Dataset listings of figures:
********

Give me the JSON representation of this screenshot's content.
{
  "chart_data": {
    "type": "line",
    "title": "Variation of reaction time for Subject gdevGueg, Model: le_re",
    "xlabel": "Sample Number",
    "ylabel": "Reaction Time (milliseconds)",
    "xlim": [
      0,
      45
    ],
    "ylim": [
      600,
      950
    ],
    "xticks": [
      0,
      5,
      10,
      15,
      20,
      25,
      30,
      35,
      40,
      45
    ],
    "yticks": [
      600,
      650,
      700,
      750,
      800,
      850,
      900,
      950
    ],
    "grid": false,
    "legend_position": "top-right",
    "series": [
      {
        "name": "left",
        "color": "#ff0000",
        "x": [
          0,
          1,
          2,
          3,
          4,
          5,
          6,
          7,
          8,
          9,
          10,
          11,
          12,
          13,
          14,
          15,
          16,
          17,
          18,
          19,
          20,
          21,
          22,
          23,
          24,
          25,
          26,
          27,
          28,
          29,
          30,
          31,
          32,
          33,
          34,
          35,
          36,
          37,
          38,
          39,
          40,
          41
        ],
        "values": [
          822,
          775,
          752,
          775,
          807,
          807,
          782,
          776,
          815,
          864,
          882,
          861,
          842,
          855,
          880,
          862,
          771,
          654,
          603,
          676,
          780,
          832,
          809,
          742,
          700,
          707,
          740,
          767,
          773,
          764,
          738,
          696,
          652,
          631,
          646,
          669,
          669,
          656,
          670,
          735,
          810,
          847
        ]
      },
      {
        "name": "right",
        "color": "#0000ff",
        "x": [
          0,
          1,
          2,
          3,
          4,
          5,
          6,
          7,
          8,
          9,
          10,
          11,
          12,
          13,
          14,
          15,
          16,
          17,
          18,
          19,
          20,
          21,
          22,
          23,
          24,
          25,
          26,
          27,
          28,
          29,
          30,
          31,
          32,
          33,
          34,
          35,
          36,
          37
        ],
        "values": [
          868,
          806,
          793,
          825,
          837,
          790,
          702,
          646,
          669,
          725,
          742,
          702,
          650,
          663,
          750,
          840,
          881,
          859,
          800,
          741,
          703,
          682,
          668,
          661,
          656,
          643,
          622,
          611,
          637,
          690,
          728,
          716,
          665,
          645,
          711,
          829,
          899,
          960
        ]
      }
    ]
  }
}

********

**Brief:** Extract the complete listing verbatim.

**Response to this exercise:**
Give me the JSON representation of this screenshot's content.
{
  "chart_data": {
    "type": "line",
    "title": "Variation of reaction time for Subject gdevGueg, Model: le_re",
    "xlabel": "Sample Number",
    "ylabel": "Reaction Time (milliseconds)",
    "xlim": [
      0,
      45
    ],
    "ylim": [
      600,
      950
    ],
    "xticks": [
      0,
      5,
      10,
      15,
      20,
      25,
      30,
      35,
      40,
      45
    ],
    "yticks": [
      600,
      650,
      700,
      750,
      800,
      850,
      900,
      950
    ],
    "grid": false,
    "legend_position": "top-right",
    "series": [
      {
        "name": "left",
        "color": "#ff0000",
        "x": [
          0,
          1,
          2,
          3,
          4,
          5,
          6,
          7,
          8,
          9,
          10,
          11,
          12,
          13,
          14,
          15,
          16,
          17,
          18,
          19,
          20,
          21,
          22,
          23,
          24,
          25,
          26,
          27,
          28,
          29,
          30,
          31,
          32,
          33,
          34,
          35,
          36,
          37,
          38,
          39,
          40,
          41
        ],
        "values": [
          822,
          775,
          752,
          775,
          807,
          807,
          782,
          776,
          815,
          864,
          882,
          861,
          842,
          855,
          880,
          862,
          771,
          654,
          603,
          676,
          780,
          832,
          809,
          742,
          700,
          707,
          740,
          767,
          773,
          764,
          738,
          696,
          652,
          631,
          646,
          669,
          669,
          656,
          670,
          735,
          810,
          847
        ]
      },
      {
        "name": "right",
        "color": "#0000ff",
        "x": [
          0,
          1,
          2,
          3,
          4,
          5,
          6,
          7,
          8,
          9,
          10,
          11,
          12,
          13,
          14,
          15,
          16,
          17,
          18,
          19,
          20,
          21,
          22,
          23,
          24,
          25,
          26,
          27,
          28,
          29,
          30,
          31,
          32,
          33,
          34,
          35,
          36,
          37
        ],
        "values": [
          868,
          806,
          793,
          825,
          837,
          790,
          702,
          646,
          669,
          725,
          742,
          702,
          650,
          663,
          750,
          840,
          881,
          859,
          800,
          741,
          703,
          682,
          668,
          661,
          656,
          643,
          622,
          611,
          637,
          690,
          728,
          716,
          665,
          645,
          711,
          829,
          899,
          960
        ]
      }
    ]
  }
}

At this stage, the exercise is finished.